Task directions: Separate out the lines that hold "network".
------ Supplied data
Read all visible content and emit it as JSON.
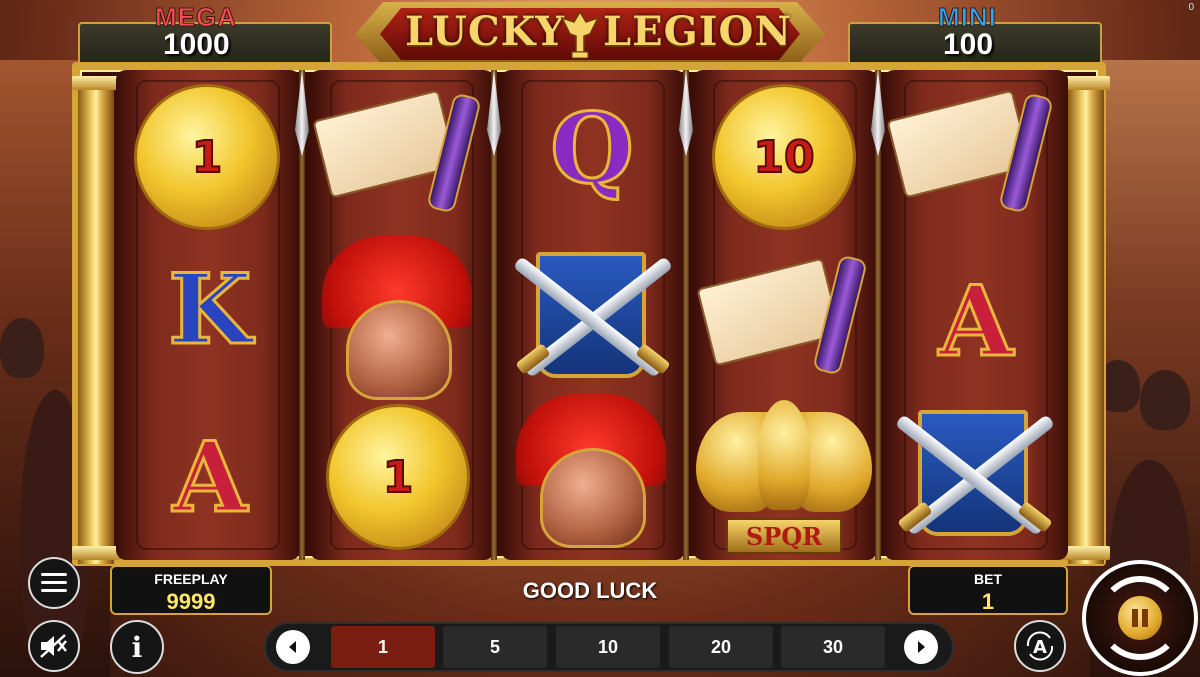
{
  "jackpots": {
    "mega": {
      "label": "MEGA",
      "value": "1000",
      "color": "#ff4a5a"
    },
    "mini": {
      "label": "MINI",
      "value": "100",
      "color": "#2aa8ff"
    }
  },
  "logo": {
    "word1": "LUCKY",
    "word2": "LEGION"
  },
  "reels": [
    {
      "symbols": [
        "coin",
        "K",
        "A"
      ],
      "coin_value": "1"
    },
    {
      "symbols": [
        "scroll",
        "helmet",
        "coin"
      ],
      "coin_value": "1"
    },
    {
      "symbols": [
        "Q",
        "crossed-swords-shield",
        "helmet"
      ]
    },
    {
      "symbols": [
        "coin",
        "scroll",
        "eagle-spqr"
      ],
      "coin_value": "10"
    },
    {
      "symbols": [
        "scroll",
        "A",
        "crossed-swords-shield"
      ]
    }
  ],
  "letters": {
    "K": "K",
    "A": "A",
    "Q": "Q"
  },
  "spqr_text": "SPQR",
  "freeplay": {
    "label": "FREEPLAY",
    "value": "9999"
  },
  "status_text": "GOOD LUCK",
  "bet": {
    "label": "BET",
    "value": "1"
  },
  "bet_options": [
    "1",
    "5",
    "10",
    "20",
    "30"
  ],
  "selected_bet_index": 0,
  "corner_indicator": "0",
  "icons": {
    "menu": "hamburger-icon",
    "sound": "speaker-muted-icon",
    "info": "info-icon",
    "auto": "autoplay-a-icon",
    "spin": "spin-arrows-icon",
    "pause": "pause-icon"
  }
}
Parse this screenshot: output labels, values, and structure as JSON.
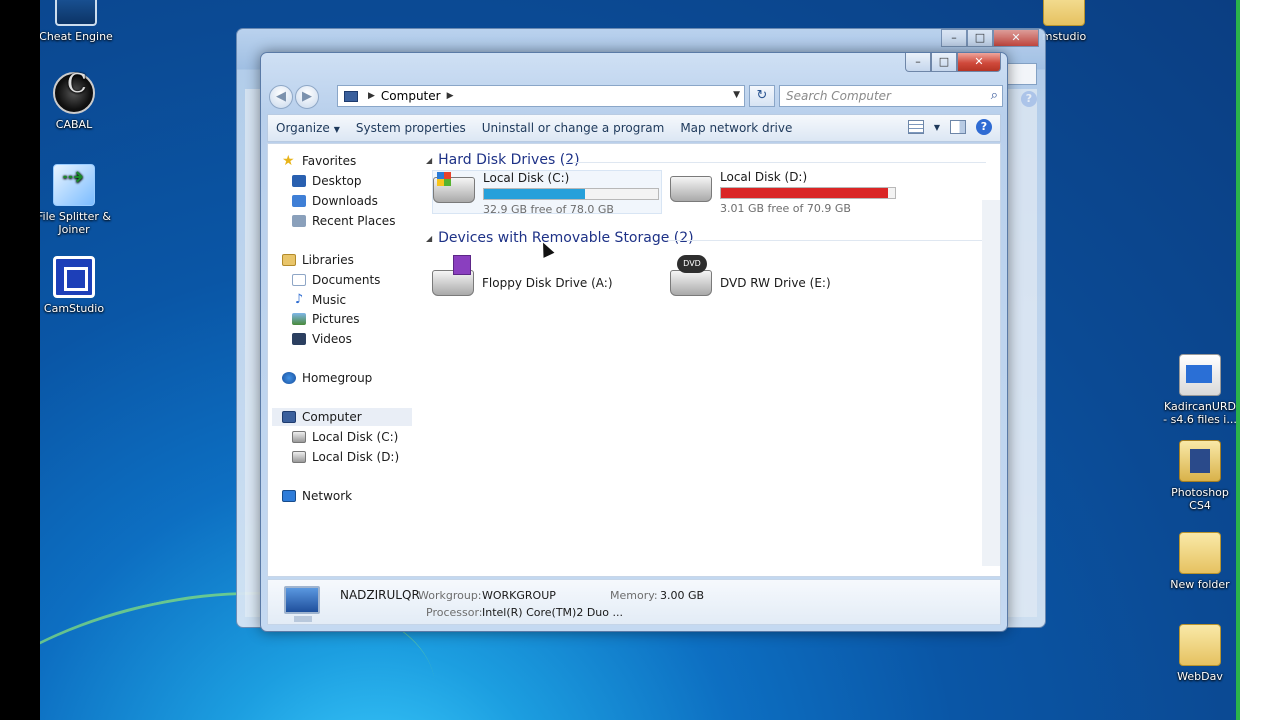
{
  "desktop": {
    "icons_left": [
      {
        "label": "Cheat Engine"
      },
      {
        "label": "CABAL"
      },
      {
        "label": "File Splitter & Joiner"
      },
      {
        "label": "CamStudio"
      }
    ],
    "icons_right": [
      {
        "label": "mstudio"
      },
      {
        "label": "KadircanURD - s4.6 files i..."
      },
      {
        "label": "Photoshop CS4"
      },
      {
        "label": "New folder"
      },
      {
        "label": "WebDav"
      }
    ]
  },
  "window": {
    "controls": {
      "minimize": "–",
      "maximize": "□",
      "close": "✕"
    },
    "nav": {
      "back": "◀",
      "forward": "▶"
    },
    "address": {
      "location": "Computer",
      "separator": "▶"
    },
    "refresh_icon": "↻",
    "search": {
      "placeholder": "Search Computer"
    },
    "toolbar": {
      "organize": "Organize",
      "system_properties": "System properties",
      "uninstall": "Uninstall or change a program",
      "map_drive": "Map network drive",
      "help": "?"
    },
    "nav_pane": {
      "favorites": "Favorites",
      "desktop": "Desktop",
      "downloads": "Downloads",
      "recent": "Recent Places",
      "libraries": "Libraries",
      "documents": "Documents",
      "music": "Music",
      "pictures": "Pictures",
      "videos": "Videos",
      "homegroup": "Homegroup",
      "computer": "Computer",
      "local_c": "Local Disk (C:)",
      "local_d": "Local Disk (D:)",
      "network": "Network"
    },
    "groups": {
      "hard_disks": "Hard Disk Drives (2)",
      "removable": "Devices with Removable Storage (2)"
    },
    "drives": {
      "c": {
        "name": "Local Disk (C:)",
        "free": "32.9 GB free of 78.0 GB",
        "used_fraction": 0.58,
        "color": "#26a0da"
      },
      "d": {
        "name": "Local Disk (D:)",
        "free": "3.01 GB free of 70.9 GB",
        "used_fraction": 0.96,
        "color": "#da2626"
      },
      "a": {
        "name": "Floppy Disk Drive (A:)"
      },
      "e": {
        "name": "DVD RW Drive (E:)"
      }
    },
    "details": {
      "computer_name": "NADZIRULQR",
      "workgroup_label": "Workgroup:",
      "workgroup": "WORKGROUP",
      "memory_label": "Memory:",
      "memory": "3.00 GB",
      "processor_label": "Processor:",
      "processor": "Intel(R) Core(TM)2 Duo ..."
    }
  }
}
------------
Solution:
      "map_drive": "Map network drive",
      "network": "Network"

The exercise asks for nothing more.